Problem to work on:
Skip the pictures. Transcribe the rest of the data below without changing a word.

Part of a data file

------------------------------------

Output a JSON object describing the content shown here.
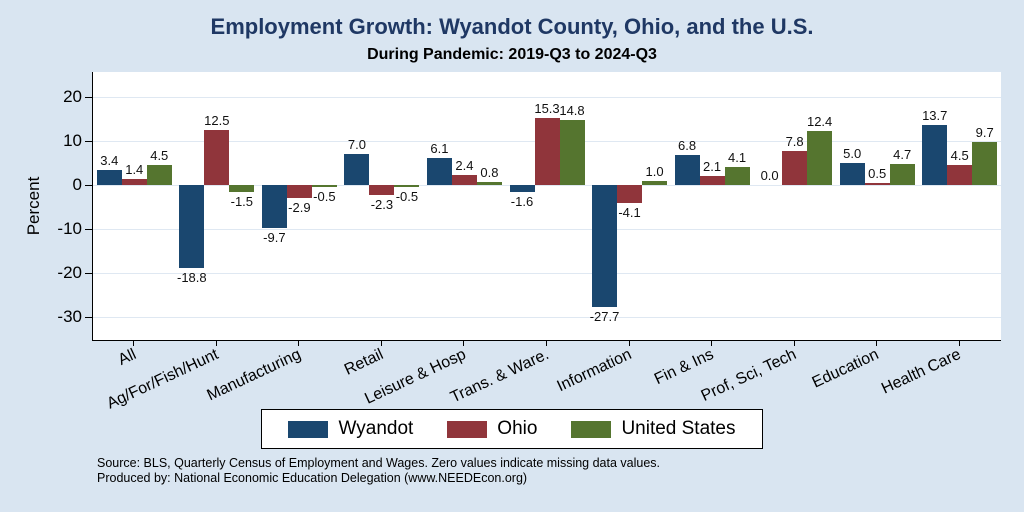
{
  "page": {
    "background": "#d9e5f1",
    "title_color": "#1f3864",
    "source_lines": {
      "line1": "Source: BLS, Quarterly Census of Employment and Wages. Zero values indicate missing data values.",
      "line2": "Produced by: National Economic Education Delegation (www.NEEDEcon.org)"
    }
  },
  "chart_data": {
    "type": "bar",
    "title": "Employment Growth: Wyandot County, Ohio, and the U.S.",
    "subtitle": "During Pandemic: 2019-Q3 to 2024-Q3",
    "xlabel": "",
    "ylabel": "Percent",
    "ylim": [
      -35.2,
      25.7
    ],
    "yticks": [
      20,
      10,
      0,
      -10,
      -20,
      -30
    ],
    "grid": true,
    "legend_position": "bottom",
    "categories": [
      "All",
      "Ag/For/Fish/Hunt",
      "Manufacturing",
      "Retail",
      "Leisure & Hosp",
      "Trans. & Ware.",
      "Information",
      "Fin & Ins",
      "Prof, Sci, Tech",
      "Education",
      "Health Care"
    ],
    "series": [
      {
        "name": "Wyandot",
        "color": "#1a476f",
        "values": [
          3.4,
          -18.8,
          -9.7,
          7.0,
          6.1,
          -1.6,
          -27.7,
          6.8,
          0.0,
          5.0,
          13.7
        ]
      },
      {
        "name": "Ohio",
        "color": "#90353b",
        "values": [
          1.4,
          12.5,
          -2.9,
          -2.3,
          2.4,
          15.3,
          -4.1,
          2.1,
          7.8,
          0.5,
          4.5
        ]
      },
      {
        "name": "United States",
        "color": "#55752f",
        "values": [
          4.5,
          -1.5,
          -0.5,
          -0.5,
          0.8,
          14.8,
          1.0,
          4.1,
          12.4,
          4.7,
          9.7
        ]
      }
    ],
    "value_labels": true
  }
}
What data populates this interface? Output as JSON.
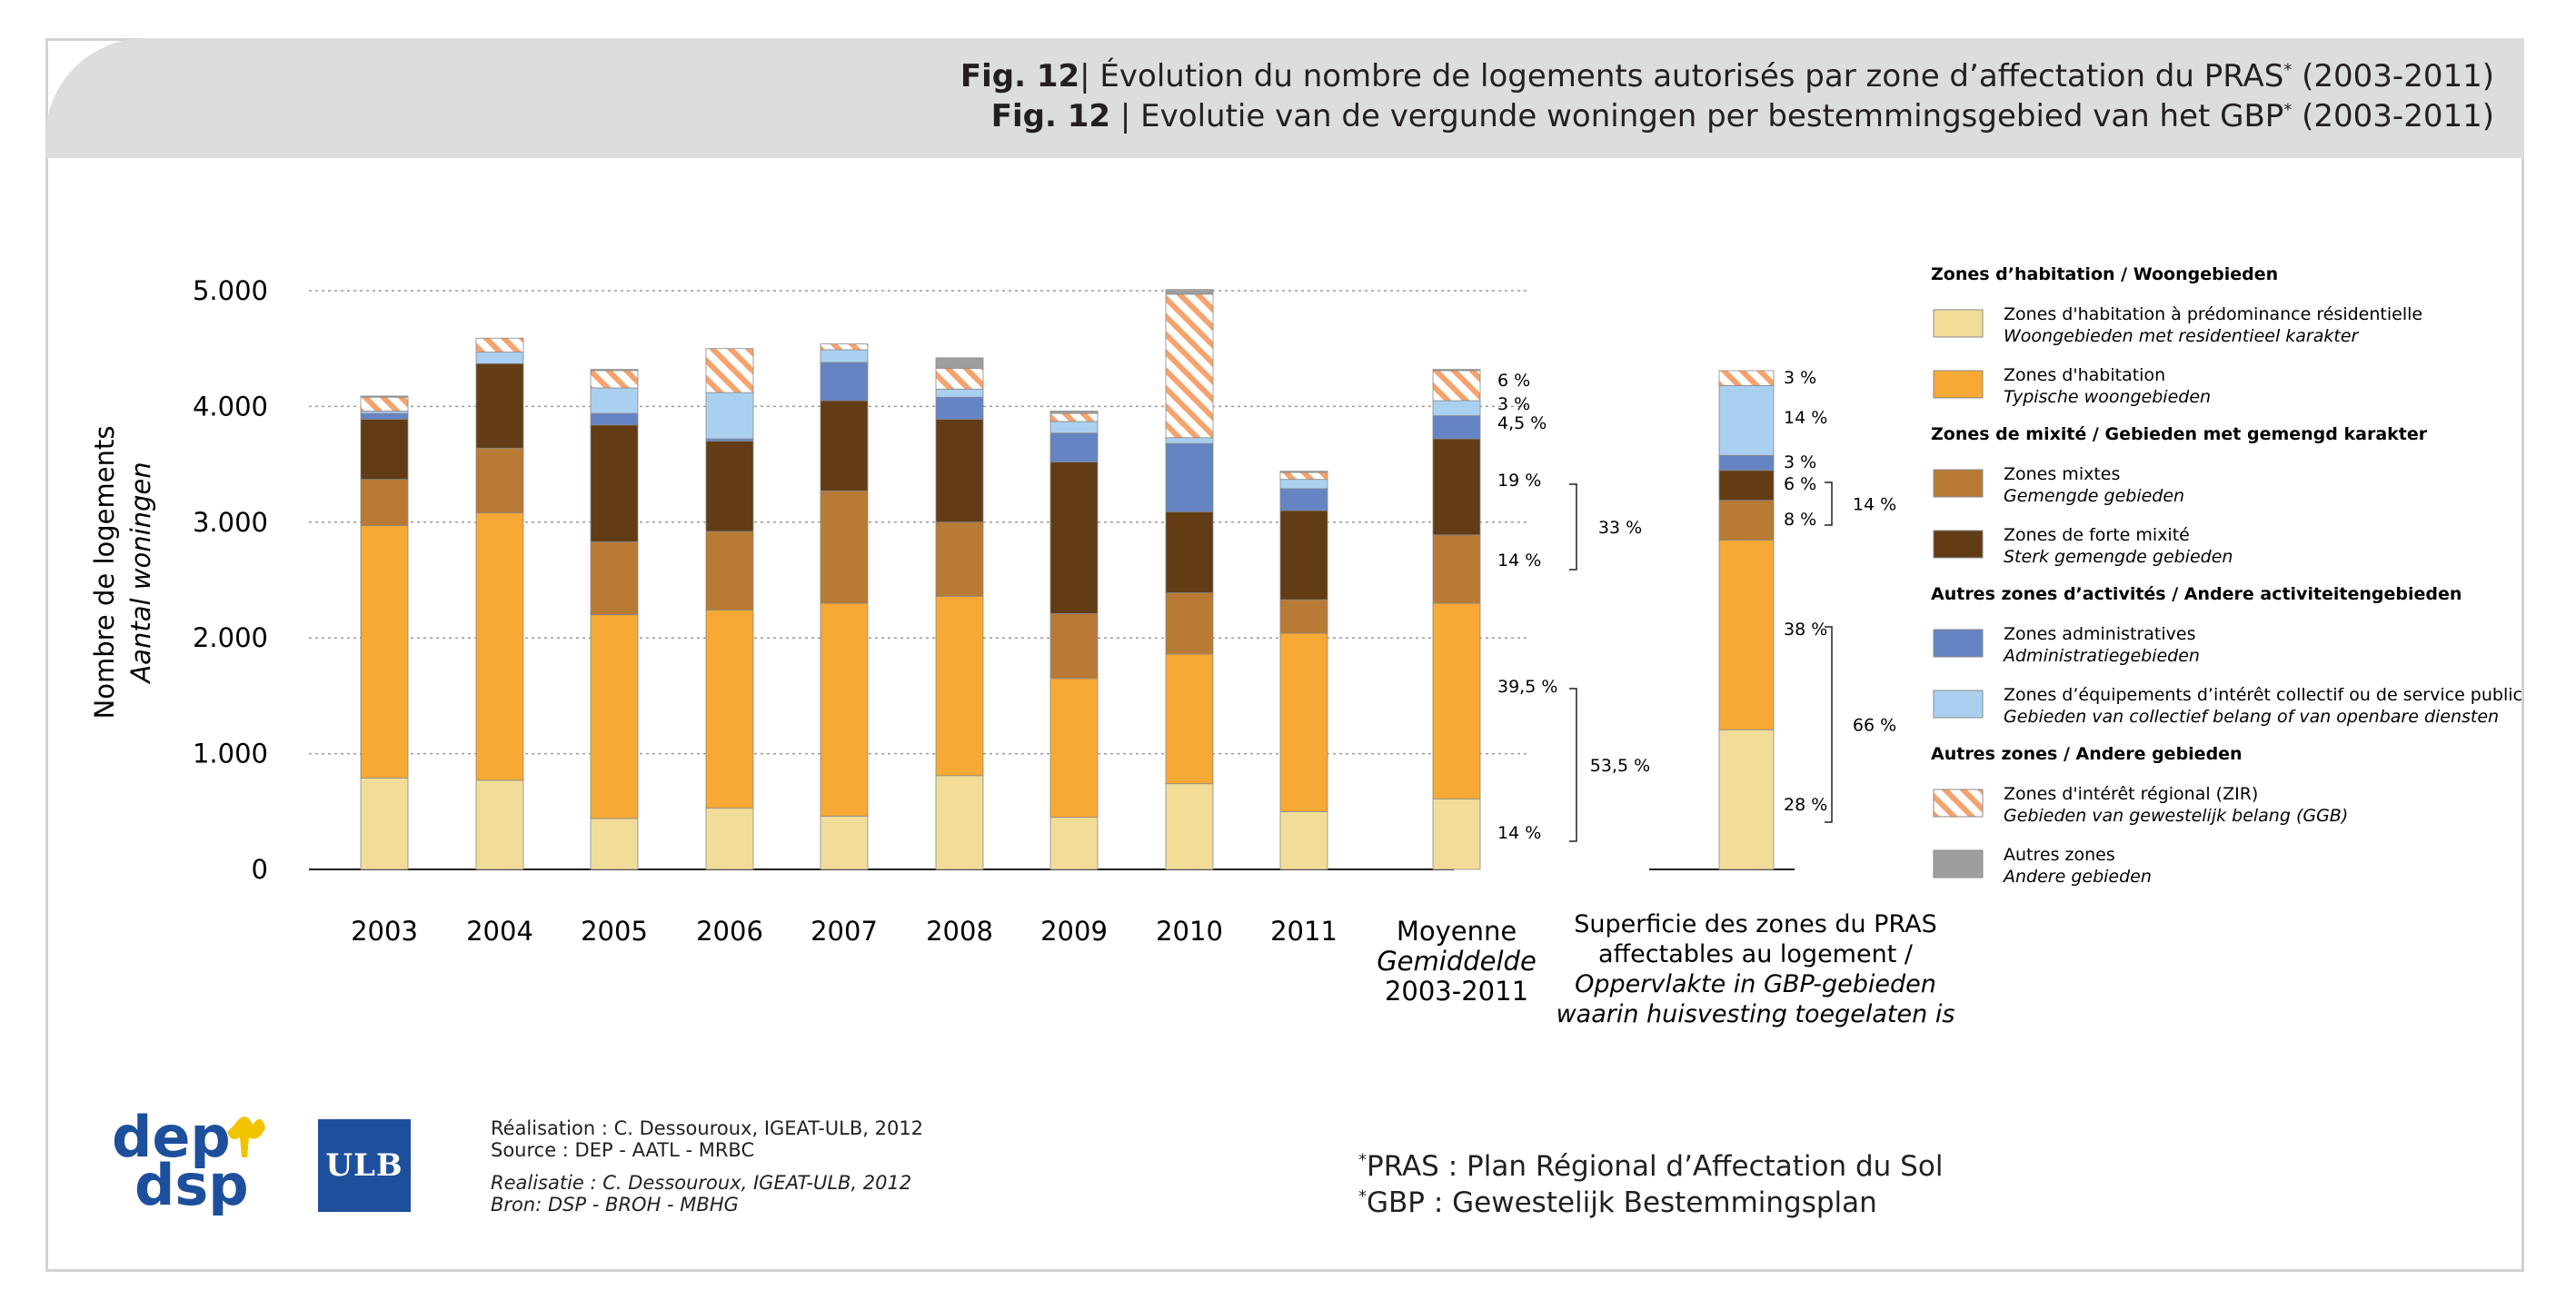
{
  "header": {
    "fig_label_fr": "Fig. 12",
    "title_fr": "| Évolution du nombre de logements autorisés par zone d’affectation du PRAS",
    "title_fr_tail": " (2003-2011)",
    "fig_label_nl": "Fig. 12",
    "title_nl": " | Evolutie van de vergunde woningen per bestemmingsgebied van het GBP",
    "title_nl_tail": " (2003-2011)",
    "asterisk": "*"
  },
  "colors": {
    "residential": "#f1dd98",
    "habitation": "#f6a934",
    "mixed": "#b87a34",
    "strong_mixed": "#613c15",
    "administrative": "#6584c4",
    "equipment": "#aad0ef",
    "zir_stripe": "#f5a26d",
    "other": "#9e9e9e"
  },
  "chart_data": {
    "type": "bar",
    "stacked": true,
    "ylabel": "Nombre de logements",
    "ylabel_nl": "Aantal woningen",
    "ylim": [
      0,
      5000
    ],
    "yticks": [
      0,
      1000,
      2000,
      3000,
      4000,
      5000
    ],
    "ytick_labels": [
      "0",
      "1.000",
      "2.000",
      "3.000",
      "4.000",
      "5.000"
    ],
    "categories": [
      "2003",
      "2004",
      "2005",
      "2006",
      "2007",
      "2008",
      "2009",
      "2010",
      "2011",
      "Moyenne"
    ],
    "category_sublabels": [
      "Gemiddelde",
      "2003-2011"
    ],
    "series": [
      {
        "key": "residential",
        "name": "Zones d'habitation à prédominance résidentielle",
        "values": [
          790,
          770,
          440,
          530,
          460,
          810,
          450,
          740,
          500,
          610
        ]
      },
      {
        "key": "habitation",
        "name": "Zones d'habitation",
        "values": [
          2180,
          2310,
          1760,
          1710,
          1840,
          1550,
          1200,
          1120,
          1540,
          1690
        ]
      },
      {
        "key": "mixed",
        "name": "Zones mixtes",
        "values": [
          400,
          560,
          630,
          680,
          970,
          640,
          560,
          530,
          290,
          590
        ]
      },
      {
        "key": "strong_mixed",
        "name": "Zones de forte mixité",
        "values": [
          520,
          730,
          1010,
          780,
          780,
          890,
          1310,
          700,
          770,
          830
        ]
      },
      {
        "key": "administrative",
        "name": "Zones administratives",
        "values": [
          50,
          0,
          100,
          20,
          330,
          190,
          250,
          590,
          190,
          200
        ]
      },
      {
        "key": "equipment",
        "name": "Zones d’équipements d’intérêt collectif ou de service public",
        "values": [
          20,
          100,
          220,
          400,
          110,
          70,
          100,
          50,
          80,
          130
        ]
      },
      {
        "key": "zir",
        "name": "Zones d'intérêt régional (ZIR)",
        "values": [
          120,
          120,
          150,
          380,
          50,
          180,
          70,
          1240,
          60,
          260
        ]
      },
      {
        "key": "other",
        "name": "Autres zones",
        "values": [
          10,
          0,
          10,
          0,
          0,
          90,
          20,
          40,
          10,
          10
        ]
      }
    ],
    "average_labels": {
      "segments": [
        "14 %",
        "39,5 %",
        "14 %",
        "19 %",
        "4,5 %",
        "3 %",
        "6 %"
      ],
      "groups": [
        "53,5 %",
        "33 %"
      ]
    },
    "surface": {
      "title_fr": [
        "Superficie des zones du PRAS",
        "affectables au logement /"
      ],
      "title_nl": [
        "Oppervlakte in GBP-gebieden",
        "waarin huisvesting toegelaten is"
      ],
      "values_pct": [
        28,
        38,
        8,
        6,
        3,
        14,
        3
      ],
      "segment_labels": [
        "28 %",
        "38 %",
        "8 %",
        "6 %",
        "3 %",
        "14 %",
        "3 %"
      ],
      "groups": [
        "66 %",
        "14 %"
      ]
    }
  },
  "legend": {
    "groups": [
      {
        "title": "Zones d’habitation / Woongebieden",
        "items": [
          {
            "key": "residential",
            "fr": "Zones d'habitation à prédominance résidentielle",
            "nl": "Woongebieden met residentieel karakter"
          },
          {
            "key": "habitation",
            "fr": "Zones d'habitation",
            "nl": "Typische woongebieden"
          }
        ]
      },
      {
        "title": "Zones de mixité / Gebieden met gemengd karakter",
        "items": [
          {
            "key": "mixed",
            "fr": "Zones mixtes",
            "nl": "Gemengde gebieden"
          },
          {
            "key": "strong_mixed",
            "fr": "Zones de forte mixité",
            "nl": "Sterk gemengde gebieden"
          }
        ]
      },
      {
        "title": "Autres zones d’activités / Andere activiteitengebieden",
        "items": [
          {
            "key": "administrative",
            "fr": "Zones administratives",
            "nl": "Administratiegebieden"
          },
          {
            "key": "equipment",
            "fr": "Zones d’équipements d’intérêt collectif ou de service public",
            "nl": "Gebieden van collectief belang of van openbare diensten"
          }
        ]
      },
      {
        "title": "Autres zones / Andere gebieden",
        "items": [
          {
            "key": "zir",
            "fr": "Zones d'intérêt régional (ZIR)",
            "nl": "Gebieden van gewestelijk belang (GGB)"
          },
          {
            "key": "other",
            "fr": "Autres zones",
            "nl": "Andere gebieden"
          }
        ]
      }
    ]
  },
  "credits": {
    "fr1": "Réalisation : C. Dessouroux, IGEAT-ULB, 2012",
    "fr2": "Source : DEP - AATL - MRBC",
    "nl1": "Realisatie : C. Dessouroux, IGEAT-ULB, 2012",
    "nl2": "Bron: DSP - BROH - MBHG"
  },
  "footnotes": {
    "pras": "PRAS :  Plan Régional d’Affectation du Sol",
    "gbp": "GBP   :  Gewestelijk Bestemmingsplan"
  },
  "logos": {
    "dep_top": "dep",
    "dep_bottom": "dsp",
    "ulb": "ULB"
  }
}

------------------------------------

Solution to the problem:
Output a JSON object describing the content shown here.
{
  "page": {
    "background": "#d9e5f1",
    "title_color": "#1f3864",
    "source_lines": {
      "line1": "Source: BLS, Quarterly Census of Employment and Wages. Zero values indicate missing data values.",
      "line2": "Produced by: National Economic Education Delegation (www.NEEDEcon.org)"
    }
  },
  "chart_data": {
    "type": "bar",
    "title": "Employment Growth: Wyandot County, Ohio, and the U.S.",
    "subtitle": "During Pandemic: 2019-Q3 to 2024-Q3",
    "xlabel": "",
    "ylabel": "Percent",
    "ylim": [
      -35.2,
      25.7
    ],
    "yticks": [
      20,
      10,
      0,
      -10,
      -20,
      -30
    ],
    "grid": true,
    "legend_position": "bottom",
    "categories": [
      "All",
      "Ag/For/Fish/Hunt",
      "Manufacturing",
      "Retail",
      "Leisure & Hosp",
      "Trans. & Ware.",
      "Information",
      "Fin & Ins",
      "Prof, Sci, Tech",
      "Education",
      "Health Care"
    ],
    "series": [
      {
        "name": "Wyandot",
        "color": "#1a476f",
        "values": [
          3.4,
          -18.8,
          -9.7,
          7.0,
          6.1,
          -1.6,
          -27.7,
          6.8,
          0.0,
          5.0,
          13.7
        ]
      },
      {
        "name": "Ohio",
        "color": "#90353b",
        "values": [
          1.4,
          12.5,
          -2.9,
          -2.3,
          2.4,
          15.3,
          -4.1,
          2.1,
          7.8,
          0.5,
          4.5
        ]
      },
      {
        "name": "United States",
        "color": "#55752f",
        "values": [
          4.5,
          -1.5,
          -0.5,
          -0.5,
          0.8,
          14.8,
          1.0,
          4.1,
          12.4,
          4.7,
          9.7
        ]
      }
    ],
    "value_labels": true
  }
}
What data populates this interface? Output as JSON.
{
  "header": {
    "fig_label_fr": "Fig. 12",
    "title_fr": "| Évolution du nombre de logements autorisés par zone d’affectation du PRAS",
    "title_fr_tail": " (2003-2011)",
    "fig_label_nl": "Fig. 12",
    "title_nl": " | Evolutie van de vergunde woningen per bestemmingsgebied van het GBP",
    "title_nl_tail": " (2003-2011)",
    "asterisk": "*"
  },
  "colors": {
    "residential": "#f1dd98",
    "habitation": "#f6a934",
    "mixed": "#b87a34",
    "strong_mixed": "#613c15",
    "administrative": "#6584c4",
    "equipment": "#aad0ef",
    "zir_stripe": "#f5a26d",
    "other": "#9e9e9e"
  },
  "chart_data": {
    "type": "bar",
    "stacked": true,
    "ylabel": "Nombre de logements",
    "ylabel_nl": "Aantal woningen",
    "ylim": [
      0,
      5000
    ],
    "yticks": [
      0,
      1000,
      2000,
      3000,
      4000,
      5000
    ],
    "ytick_labels": [
      "0",
      "1.000",
      "2.000",
      "3.000",
      "4.000",
      "5.000"
    ],
    "categories": [
      "2003",
      "2004",
      "2005",
      "2006",
      "2007",
      "2008",
      "2009",
      "2010",
      "2011",
      "Moyenne"
    ],
    "category_sublabels": [
      "Gemiddelde",
      "2003-2011"
    ],
    "series": [
      {
        "key": "residential",
        "name": "Zones d'habitation à prédominance résidentielle",
        "values": [
          790,
          770,
          440,
          530,
          460,
          810,
          450,
          740,
          500,
          610
        ]
      },
      {
        "key": "habitation",
        "name": "Zones d'habitation",
        "values": [
          2180,
          2310,
          1760,
          1710,
          1840,
          1550,
          1200,
          1120,
          1540,
          1690
        ]
      },
      {
        "key": "mixed",
        "name": "Zones mixtes",
        "values": [
          400,
          560,
          630,
          680,
          970,
          640,
          560,
          530,
          290,
          590
        ]
      },
      {
        "key": "strong_mixed",
        "name": "Zones de forte mixité",
        "values": [
          520,
          730,
          1010,
          780,
          780,
          890,
          1310,
          700,
          770,
          830
        ]
      },
      {
        "key": "administrative",
        "name": "Zones administratives",
        "values": [
          50,
          0,
          100,
          20,
          330,
          190,
          250,
          590,
          190,
          200
        ]
      },
      {
        "key": "equipment",
        "name": "Zones d’équipements d’intérêt collectif ou de service public",
        "values": [
          20,
          100,
          220,
          400,
          110,
          70,
          100,
          50,
          80,
          130
        ]
      },
      {
        "key": "zir",
        "name": "Zones d'intérêt régional (ZIR)",
        "values": [
          120,
          120,
          150,
          380,
          50,
          180,
          70,
          1240,
          60,
          260
        ]
      },
      {
        "key": "other",
        "name": "Autres zones",
        "values": [
          10,
          0,
          10,
          0,
          0,
          90,
          20,
          40,
          10,
          10
        ]
      }
    ],
    "average_labels": {
      "segments": [
        "14 %",
        "39,5 %",
        "14 %",
        "19 %",
        "4,5 %",
        "3 %",
        "6 %"
      ],
      "groups": [
        "53,5 %",
        "33 %"
      ]
    },
    "surface": {
      "title_fr": [
        "Superficie des zones du PRAS",
        "affectables au logement /"
      ],
      "title_nl": [
        "Oppervlakte in GBP-gebieden",
        "waarin huisvesting toegelaten is"
      ],
      "values_pct": [
        28,
        38,
        8,
        6,
        3,
        14,
        3
      ],
      "segment_labels": [
        "28 %",
        "38 %",
        "8 %",
        "6 %",
        "3 %",
        "14 %",
        "3 %"
      ],
      "groups": [
        "66 %",
        "14 %"
      ]
    }
  },
  "legend": {
    "groups": [
      {
        "title": "Zones d’habitation / Woongebieden",
        "items": [
          {
            "key": "residential",
            "fr": "Zones d'habitation à prédominance résidentielle",
            "nl": "Woongebieden met residentieel karakter"
          },
          {
            "key": "habitation",
            "fr": "Zones d'habitation",
            "nl": "Typische woongebieden"
          }
        ]
      },
      {
        "title": "Zones de mixité / Gebieden met gemengd karakter",
        "items": [
          {
            "key": "mixed",
            "fr": "Zones mixtes",
            "nl": "Gemengde gebieden"
          },
          {
            "key": "strong_mixed",
            "fr": "Zones de forte mixité",
            "nl": "Sterk gemengde gebieden"
          }
        ]
      },
      {
        "title": "Autres zones d’activités / Andere activiteitengebieden",
        "items": [
          {
            "key": "administrative",
            "fr": "Zones administratives",
            "nl": "Administratiegebieden"
          },
          {
            "key": "equipment",
            "fr": "Zones d’équipements d’intérêt collectif ou de service public",
            "nl": "Gebieden van collectief belang of van openbare diensten"
          }
        ]
      },
      {
        "title": "Autres zones / Andere gebieden",
        "items": [
          {
            "key": "zir",
            "fr": "Zones d'intérêt régional (ZIR)",
            "nl": "Gebieden van gewestelijk belang (GGB)"
          },
          {
            "key": "other",
            "fr": "Autres zones",
            "nl": "Andere gebieden"
          }
        ]
      }
    ]
  },
  "credits": {
    "fr1": "Réalisation : C. Dessouroux, IGEAT-ULB, 2012",
    "fr2": "Source : DEP - AATL - MRBC",
    "nl1": "Realisatie : C. Dessouroux, IGEAT-ULB, 2012",
    "nl2": "Bron: DSP - BROH - MBHG"
  },
  "footnotes": {
    "pras": "PRAS :  Plan Régional d’Affectation du Sol",
    "gbp": "GBP   :  Gewestelijk Bestemmingsplan"
  },
  "logos": {
    "dep_top": "dep",
    "dep_bottom": "dsp",
    "ulb": "ULB"
  }
}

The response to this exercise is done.